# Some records
-- start --
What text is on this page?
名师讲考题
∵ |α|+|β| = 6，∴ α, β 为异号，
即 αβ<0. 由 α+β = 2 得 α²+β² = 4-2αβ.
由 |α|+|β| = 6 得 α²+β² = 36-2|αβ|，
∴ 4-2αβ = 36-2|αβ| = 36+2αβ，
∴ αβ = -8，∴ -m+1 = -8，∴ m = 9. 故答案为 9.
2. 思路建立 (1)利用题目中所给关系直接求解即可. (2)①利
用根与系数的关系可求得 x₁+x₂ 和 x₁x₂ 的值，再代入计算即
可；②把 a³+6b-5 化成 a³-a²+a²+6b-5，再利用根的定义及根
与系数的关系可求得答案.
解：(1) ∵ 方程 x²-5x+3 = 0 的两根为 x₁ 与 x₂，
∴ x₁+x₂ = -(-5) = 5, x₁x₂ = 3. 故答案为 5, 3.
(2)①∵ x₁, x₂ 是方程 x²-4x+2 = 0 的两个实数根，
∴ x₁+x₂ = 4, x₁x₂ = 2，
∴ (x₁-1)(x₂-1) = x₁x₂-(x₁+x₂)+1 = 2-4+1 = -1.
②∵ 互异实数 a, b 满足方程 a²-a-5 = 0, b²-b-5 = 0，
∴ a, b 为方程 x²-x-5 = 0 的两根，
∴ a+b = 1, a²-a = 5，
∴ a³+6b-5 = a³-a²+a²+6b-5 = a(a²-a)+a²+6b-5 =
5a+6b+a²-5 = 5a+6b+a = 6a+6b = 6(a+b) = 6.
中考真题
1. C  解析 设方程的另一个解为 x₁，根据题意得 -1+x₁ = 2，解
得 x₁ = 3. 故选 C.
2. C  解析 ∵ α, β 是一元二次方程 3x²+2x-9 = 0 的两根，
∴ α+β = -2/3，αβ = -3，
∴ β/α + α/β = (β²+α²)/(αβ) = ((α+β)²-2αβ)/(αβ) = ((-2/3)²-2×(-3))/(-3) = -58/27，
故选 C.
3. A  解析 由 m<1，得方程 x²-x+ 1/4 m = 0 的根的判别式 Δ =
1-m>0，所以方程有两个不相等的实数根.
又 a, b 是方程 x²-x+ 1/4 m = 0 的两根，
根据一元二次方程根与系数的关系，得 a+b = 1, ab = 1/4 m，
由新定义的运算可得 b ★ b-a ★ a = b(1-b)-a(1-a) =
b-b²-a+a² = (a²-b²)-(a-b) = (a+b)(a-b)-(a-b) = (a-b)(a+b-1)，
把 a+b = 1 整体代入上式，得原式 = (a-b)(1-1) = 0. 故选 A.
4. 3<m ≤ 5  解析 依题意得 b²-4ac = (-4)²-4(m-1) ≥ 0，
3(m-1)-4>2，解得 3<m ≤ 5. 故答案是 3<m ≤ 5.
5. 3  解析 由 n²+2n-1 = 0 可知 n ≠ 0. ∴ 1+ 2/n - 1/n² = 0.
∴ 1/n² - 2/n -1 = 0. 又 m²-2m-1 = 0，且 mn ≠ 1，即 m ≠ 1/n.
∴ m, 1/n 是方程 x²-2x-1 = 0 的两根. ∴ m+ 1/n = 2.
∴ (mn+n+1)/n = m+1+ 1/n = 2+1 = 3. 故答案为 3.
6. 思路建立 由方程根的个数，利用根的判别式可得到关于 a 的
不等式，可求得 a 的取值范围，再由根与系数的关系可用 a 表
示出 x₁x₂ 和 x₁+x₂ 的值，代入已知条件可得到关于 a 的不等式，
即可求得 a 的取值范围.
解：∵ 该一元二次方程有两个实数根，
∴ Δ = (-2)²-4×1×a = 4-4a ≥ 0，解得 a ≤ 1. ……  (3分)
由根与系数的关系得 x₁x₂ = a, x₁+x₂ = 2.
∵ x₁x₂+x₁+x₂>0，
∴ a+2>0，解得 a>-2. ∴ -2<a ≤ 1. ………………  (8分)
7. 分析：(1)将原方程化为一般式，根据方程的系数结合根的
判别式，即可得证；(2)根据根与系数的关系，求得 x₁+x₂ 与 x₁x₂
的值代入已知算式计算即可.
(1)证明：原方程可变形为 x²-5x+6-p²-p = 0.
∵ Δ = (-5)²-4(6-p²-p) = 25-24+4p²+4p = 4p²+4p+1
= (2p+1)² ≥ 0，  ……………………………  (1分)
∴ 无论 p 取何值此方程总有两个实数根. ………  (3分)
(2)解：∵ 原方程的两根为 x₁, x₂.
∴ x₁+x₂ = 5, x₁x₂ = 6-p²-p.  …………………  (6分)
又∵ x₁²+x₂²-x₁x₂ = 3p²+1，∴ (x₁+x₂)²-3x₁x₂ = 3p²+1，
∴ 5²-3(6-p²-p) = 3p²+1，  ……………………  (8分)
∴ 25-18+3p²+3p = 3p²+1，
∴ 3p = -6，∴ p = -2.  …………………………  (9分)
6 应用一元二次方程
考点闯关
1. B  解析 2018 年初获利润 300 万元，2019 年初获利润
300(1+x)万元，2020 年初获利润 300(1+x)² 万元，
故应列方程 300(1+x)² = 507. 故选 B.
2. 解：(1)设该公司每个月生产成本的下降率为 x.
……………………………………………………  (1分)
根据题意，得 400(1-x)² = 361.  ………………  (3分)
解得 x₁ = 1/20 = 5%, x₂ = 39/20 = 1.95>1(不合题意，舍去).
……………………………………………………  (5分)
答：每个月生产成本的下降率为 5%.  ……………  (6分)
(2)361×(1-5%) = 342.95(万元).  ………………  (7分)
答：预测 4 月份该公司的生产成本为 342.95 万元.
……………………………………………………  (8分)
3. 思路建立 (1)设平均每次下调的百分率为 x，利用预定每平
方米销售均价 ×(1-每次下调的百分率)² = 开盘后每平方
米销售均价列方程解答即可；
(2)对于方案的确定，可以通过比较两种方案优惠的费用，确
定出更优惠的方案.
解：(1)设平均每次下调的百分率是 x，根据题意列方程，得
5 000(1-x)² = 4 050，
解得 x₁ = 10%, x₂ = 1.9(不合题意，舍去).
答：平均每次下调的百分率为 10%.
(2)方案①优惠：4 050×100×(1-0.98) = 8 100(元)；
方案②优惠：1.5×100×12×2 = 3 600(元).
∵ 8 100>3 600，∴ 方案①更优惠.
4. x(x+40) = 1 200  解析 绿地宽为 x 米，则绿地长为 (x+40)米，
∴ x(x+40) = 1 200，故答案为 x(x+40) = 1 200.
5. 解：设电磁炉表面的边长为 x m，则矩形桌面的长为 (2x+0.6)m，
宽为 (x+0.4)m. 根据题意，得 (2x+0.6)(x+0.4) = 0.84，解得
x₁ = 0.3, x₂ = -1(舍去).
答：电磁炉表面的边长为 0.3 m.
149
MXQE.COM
-- end --
# What to work on
Extract every entry in the listing word for word.

# The output
What text is on this page?
名师讲考题
∵ |α|+|β| = 6，∴ α, β 为异号，
即 αβ<0. 由 α+β = 2 得 α²+β² = 4-2αβ.
由 |α|+|β| = 6 得 α²+β² = 36-2|αβ|，
∴ 4-2αβ = 36-2|αβ| = 36+2αβ，
∴ αβ = -8，∴ -m+1 = -8，∴ m = 9. 故答案为 9.
2. 思路建立 (1)利用题目中所给关系直接求解即可. (2)①利
用根与系数的关系可求得 x₁+x₂ 和 x₁x₂ 的值，再代入计算即
可；②把 a³+6b-5 化成 a³-a²+a²+6b-5，再利用根的定义及根
与系数的关系可求得答案.
解：(1) ∵ 方程 x²-5x+3 = 0 的两根为 x₁ 与 x₂，
∴ x₁+x₂ = -(-5) = 5, x₁x₂ = 3. 故答案为 5, 3.
(2)①∵ x₁, x₂ 是方程 x²-4x+2 = 0 的两个实数根，
∴ x₁+x₂ = 4, x₁x₂ = 2，
∴ (x₁-1)(x₂-1) = x₁x₂-(x₁+x₂)+1 = 2-4+1 = -1.
②∵ 互异实数 a, b 满足方程 a²-a-5 = 0, b²-b-5 = 0，
∴ a, b 为方程 x²-x-5 = 0 的两根，
∴ a+b = 1, a²-a = 5，
∴ a³+6b-5 = a³-a²+a²+6b-5 = a(a²-a)+a²+6b-5 =
5a+6b+a²-5 = 5a+6b+a = 6a+6b = 6(a+b) = 6.
中考真题
1. C  解析 设方程的另一个解为 x₁，根据题意得 -1+x₁ = 2，解
得 x₁ = 3. 故选 C.
2. C  解析 ∵ α, β 是一元二次方程 3x²+2x-9 = 0 的两根，
∴ α+β = -2/3，αβ = -3，
∴ β/α + α/β = (β²+α²)/(αβ) = ((α+β)²-2αβ)/(αβ) = ((-2/3)²-2×(-3))/(-3) = -58/27，
故选 C.
3. A  解析 由 m<1，得方程 x²-x+ 1/4 m = 0 的根的判别式 Δ =
1-m>0，所以方程有两个不相等的实数根.
又 a, b 是方程 x²-x+ 1/4 m = 0 的两根，
根据一元二次方程根与系数的关系，得 a+b = 1, ab = 1/4 m，
由新定义的运算可得 b ★ b-a ★ a = b(1-b)-a(1-a) =
b-b²-a+a² = (a²-b²)-(a-b) = (a+b)(a-b)-(a-b) = (a-b)(a+b-1)，
把 a+b = 1 整体代入上式，得原式 = (a-b)(1-1) = 0. 故选 A.
4. 3<m ≤ 5  解析 依题意得 b²-4ac = (-4)²-4(m-1) ≥ 0，
3(m-1)-4>2，解得 3<m ≤ 5. 故答案是 3<m ≤ 5.
5. 3  解析 由 n²+2n-1 = 0 可知 n ≠ 0. ∴ 1+ 2/n - 1/n² = 0.
∴ 1/n² - 2/n -1 = 0. 又 m²-2m-1 = 0，且 mn ≠ 1，即 m ≠ 1/n.
∴ m, 1/n 是方程 x²-2x-1 = 0 的两根. ∴ m+ 1/n = 2.
∴ (mn+n+1)/n = m+1+ 1/n = 2+1 = 3. 故答案为 3.
6. 思路建立 由方程根的个数，利用根的判别式可得到关于 a 的
不等式，可求得 a 的取值范围，再由根与系数的关系可用 a 表
示出 x₁x₂ 和 x₁+x₂ 的值，代入已知条件可得到关于 a 的不等式，
即可求得 a 的取值范围.
解：∵ 该一元二次方程有两个实数根，
∴ Δ = (-2)²-4×1×a = 4-4a ≥ 0，解得 a ≤ 1. ……  (3分)
由根与系数的关系得 x₁x₂ = a, x₁+x₂ = 2.
∵ x₁x₂+x₁+x₂>0，
∴ a+2>0，解得 a>-2. ∴ -2<a ≤ 1. ………………  (8分)
7. 分析：(1)将原方程化为一般式，根据方程的系数结合根的
判别式，即可得证；(2)根据根与系数的关系，求得 x₁+x₂ 与 x₁x₂
的值代入已知算式计算即可.
(1)证明：原方程可变形为 x²-5x+6-p²-p = 0.
∵ Δ = (-5)²-4(6-p²-p) = 25-24+4p²+4p = 4p²+4p+1
= (2p+1)² ≥ 0，  ……………………………  (1分)
∴ 无论 p 取何值此方程总有两个实数根. ………  (3分)
(2)解：∵ 原方程的两根为 x₁, x₂.
∴ x₁+x₂ = 5, x₁x₂ = 6-p²-p.  …………………  (6分)
又∵ x₁²+x₂²-x₁x₂ = 3p²+1，∴ (x₁+x₂)²-3x₁x₂ = 3p²+1，
∴ 5²-3(6-p²-p) = 3p²+1，  ……………………  (8分)
∴ 25-18+3p²+3p = 3p²+1，
∴ 3p = -6，∴ p = -2.  …………………………  (9分)
6 应用一元二次方程
考点闯关
1. B  解析 2018 年初获利润 300 万元，2019 年初获利润
300(1+x)万元，2020 年初获利润 300(1+x)² 万元，
故应列方程 300(1+x)² = 507. 故选 B.
2. 解：(1)设该公司每个月生产成本的下降率为 x.
……………………………………………………  (1分)
根据题意，得 400(1-x)² = 361.  ………………  (3分)
解得 x₁ = 1/20 = 5%, x₂ = 39/20 = 1.95>1(不合题意，舍去).
……………………………………………………  (5分)
答：每个月生产成本的下降率为 5%.  ……………  (6分)
(2)361×(1-5%) = 342.95(万元).  ………………  (7分)
答：预测 4 月份该公司的生产成本为 342.95 万元.
……………………………………………………  (8分)
3. 思路建立 (1)设平均每次下调的百分率为 x，利用预定每平
方米销售均价 ×(1-每次下调的百分率)² = 开盘后每平方
米销售均价列方程解答即可；
(2)对于方案的确定，可以通过比较两种方案优惠的费用，确
定出更优惠的方案.
解：(1)设平均每次下调的百分率是 x，根据题意列方程，得
5 000(1-x)² = 4 050，
解得 x₁ = 10%, x₂ = 1.9(不合题意，舍去).
答：平均每次下调的百分率为 10%.
(2)方案①优惠：4 050×100×(1-0.98) = 8 100(元)；
方案②优惠：1.5×100×12×2 = 3 600(元).
∵ 8 100>3 600，∴ 方案①更优惠.
4. x(x+40) = 1 200  解析 绿地宽为 x 米，则绿地长为 (x+40)米，
∴ x(x+40) = 1 200，故答案为 x(x+40) = 1 200.
5. 解：设电磁炉表面的边长为 x m，则矩形桌面的长为 (2x+0.6)m，
宽为 (x+0.4)m. 根据题意，得 (2x+0.6)(x+0.4) = 0.84，解得
x₁ = 0.3, x₂ = -1(舍去).
答：电磁炉表面的边长为 0.3 m.
149
MXQE.COM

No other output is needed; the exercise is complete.